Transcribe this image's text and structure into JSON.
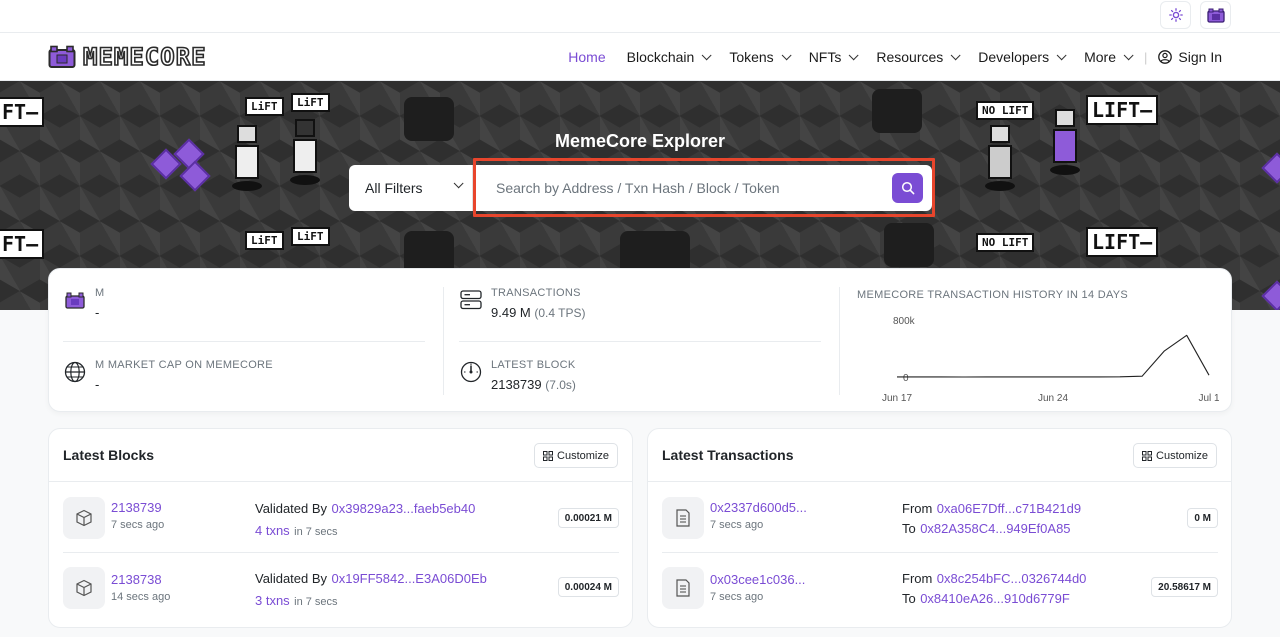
{
  "header": {
    "logo_text": "MEMECORE",
    "nav": [
      {
        "label": "Home",
        "active": true,
        "dropdown": false
      },
      {
        "label": "Blockchain",
        "dropdown": true
      },
      {
        "label": "Tokens",
        "dropdown": true
      },
      {
        "label": "NFTs",
        "dropdown": true
      },
      {
        "label": "Resources",
        "dropdown": true
      },
      {
        "label": "Developers",
        "dropdown": true
      },
      {
        "label": "More",
        "dropdown": true
      }
    ],
    "sign_in": "Sign In",
    "icons": {
      "theme": "sun-icon",
      "network": "memecore-logo-icon",
      "user": "user-circle-icon"
    }
  },
  "hero": {
    "title": "MemeCore Explorer",
    "bubbles": [
      "FT—",
      "LiFT",
      "LiFT",
      "NO LIFT",
      "LIFT—",
      "FT—",
      "LiFT",
      "LiFT",
      "NO LIFT",
      "LIFT—"
    ],
    "search": {
      "filter_label": "All Filters",
      "placeholder": "Search by Address / Txn Hash / Block / Token"
    }
  },
  "stats": {
    "price": {
      "label": "M",
      "value": "-"
    },
    "market_cap": {
      "label": "M MARKET CAP ON MEMECORE",
      "value": "-"
    },
    "transactions": {
      "label": "TRANSACTIONS",
      "value": "9.49 M",
      "sub": "(0.4 TPS)"
    },
    "latest_block": {
      "label": "LATEST BLOCK",
      "value": "2138739",
      "sub": "(7.0s)"
    }
  },
  "chart_data": {
    "type": "line",
    "title": "MEMECORE TRANSACTION HISTORY IN 14 DAYS",
    "x_ticks": [
      "Jun 17",
      "Jun 24",
      "Jul 1"
    ],
    "y_ticks": [
      "800k",
      "0"
    ],
    "ylim": [
      0,
      800000
    ],
    "x": [
      "Jun 17",
      "Jun 18",
      "Jun 19",
      "Jun 20",
      "Jun 21",
      "Jun 22",
      "Jun 23",
      "Jun 24",
      "Jun 25",
      "Jun 26",
      "Jun 27",
      "Jun 28",
      "Jun 29",
      "Jun 30",
      "Jul 1"
    ],
    "values": [
      15000,
      15000,
      16000,
      14000,
      15000,
      16000,
      15000,
      15000,
      16000,
      15000,
      17000,
      25000,
      380000,
      600000,
      40000
    ],
    "color": "#222222"
  },
  "latest_blocks": {
    "title": "Latest Blocks",
    "customize": "Customize",
    "items": [
      {
        "block": "2138739",
        "age": "7 secs ago",
        "validated_label": "Validated By",
        "validator": "0x39829a23...faeb5eb40",
        "txns": "4 txns",
        "txns_time": "in 7 secs",
        "reward": "0.00021 M"
      },
      {
        "block": "2138738",
        "age": "14 secs ago",
        "validated_label": "Validated By",
        "validator": "0x19FF5842...E3A06D0Eb",
        "txns": "3 txns",
        "txns_time": "in 7 secs",
        "reward": "0.00024 M"
      }
    ]
  },
  "latest_transactions": {
    "title": "Latest Transactions",
    "customize": "Customize",
    "items": [
      {
        "hash": "0x2337d600d5...",
        "age": "7 secs ago",
        "from_label": "From",
        "from": "0xa06E7Dff...c71B421d9",
        "to_label": "To",
        "to": "0x82A358C4...949Ef0A85",
        "value": "0 M"
      },
      {
        "hash": "0x03cee1c036...",
        "age": "7 secs ago",
        "from_label": "From",
        "from": "0x8c254bFC...0326744d0",
        "to_label": "To",
        "to": "0x8410eA26...910d6779F",
        "value": "20.58617 M"
      }
    ]
  },
  "colors": {
    "accent": "#7a4cd4",
    "highlight": "#e8452c"
  }
}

·····

EXERCISE BRIEF:
Without the pictures, restate each entry exactly.

FINISHED ANSWER:
Transcribe this image's text and structure into JSON.
{
  "header": {
    "logo_text": "MEMECORE",
    "nav": [
      {
        "label": "Home",
        "active": true,
        "dropdown": false
      },
      {
        "label": "Blockchain",
        "dropdown": true
      },
      {
        "label": "Tokens",
        "dropdown": true
      },
      {
        "label": "NFTs",
        "dropdown": true
      },
      {
        "label": "Resources",
        "dropdown": true
      },
      {
        "label": "Developers",
        "dropdown": true
      },
      {
        "label": "More",
        "dropdown": true
      }
    ],
    "sign_in": "Sign In",
    "icons": {
      "theme": "sun-icon",
      "network": "memecore-logo-icon",
      "user": "user-circle-icon"
    }
  },
  "hero": {
    "title": "MemeCore Explorer",
    "bubbles": [
      "FT—",
      "LiFT",
      "LiFT",
      "NO LIFT",
      "LIFT—",
      "FT—",
      "LiFT",
      "LiFT",
      "NO LIFT",
      "LIFT—"
    ],
    "search": {
      "filter_label": "All Filters",
      "placeholder": "Search by Address / Txn Hash / Block / Token"
    }
  },
  "stats": {
    "price": {
      "label": "M",
      "value": "-"
    },
    "market_cap": {
      "label": "M MARKET CAP ON MEMECORE",
      "value": "-"
    },
    "transactions": {
      "label": "TRANSACTIONS",
      "value": "9.49 M",
      "sub": "(0.4 TPS)"
    },
    "latest_block": {
      "label": "LATEST BLOCK",
      "value": "2138739",
      "sub": "(7.0s)"
    }
  },
  "chart_data": {
    "type": "line",
    "title": "MEMECORE TRANSACTION HISTORY IN 14 DAYS",
    "x_ticks": [
      "Jun 17",
      "Jun 24",
      "Jul 1"
    ],
    "y_ticks": [
      "800k",
      "0"
    ],
    "ylim": [
      0,
      800000
    ],
    "x": [
      "Jun 17",
      "Jun 18",
      "Jun 19",
      "Jun 20",
      "Jun 21",
      "Jun 22",
      "Jun 23",
      "Jun 24",
      "Jun 25",
      "Jun 26",
      "Jun 27",
      "Jun 28",
      "Jun 29",
      "Jun 30",
      "Jul 1"
    ],
    "values": [
      15000,
      15000,
      16000,
      14000,
      15000,
      16000,
      15000,
      15000,
      16000,
      15000,
      17000,
      25000,
      380000,
      600000,
      40000
    ],
    "color": "#222222"
  },
  "latest_blocks": {
    "title": "Latest Blocks",
    "customize": "Customize",
    "items": [
      {
        "block": "2138739",
        "age": "7 secs ago",
        "validated_label": "Validated By",
        "validator": "0x39829a23...faeb5eb40",
        "txns": "4 txns",
        "txns_time": "in 7 secs",
        "reward": "0.00021 M"
      },
      {
        "block": "2138738",
        "age": "14 secs ago",
        "validated_label": "Validated By",
        "validator": "0x19FF5842...E3A06D0Eb",
        "txns": "3 txns",
        "txns_time": "in 7 secs",
        "reward": "0.00024 M"
      }
    ]
  },
  "latest_transactions": {
    "title": "Latest Transactions",
    "customize": "Customize",
    "items": [
      {
        "hash": "0x2337d600d5...",
        "age": "7 secs ago",
        "from_label": "From",
        "from": "0xa06E7Dff...c71B421d9",
        "to_label": "To",
        "to": "0x82A358C4...949Ef0A85",
        "value": "0 M"
      },
      {
        "hash": "0x03cee1c036...",
        "age": "7 secs ago",
        "from_label": "From",
        "from": "0x8c254bFC...0326744d0",
        "to_label": "To",
        "to": "0x8410eA26...910d6779F",
        "value": "20.58617 M"
      }
    ]
  },
  "colors": {
    "accent": "#7a4cd4",
    "highlight": "#e8452c"
  }
}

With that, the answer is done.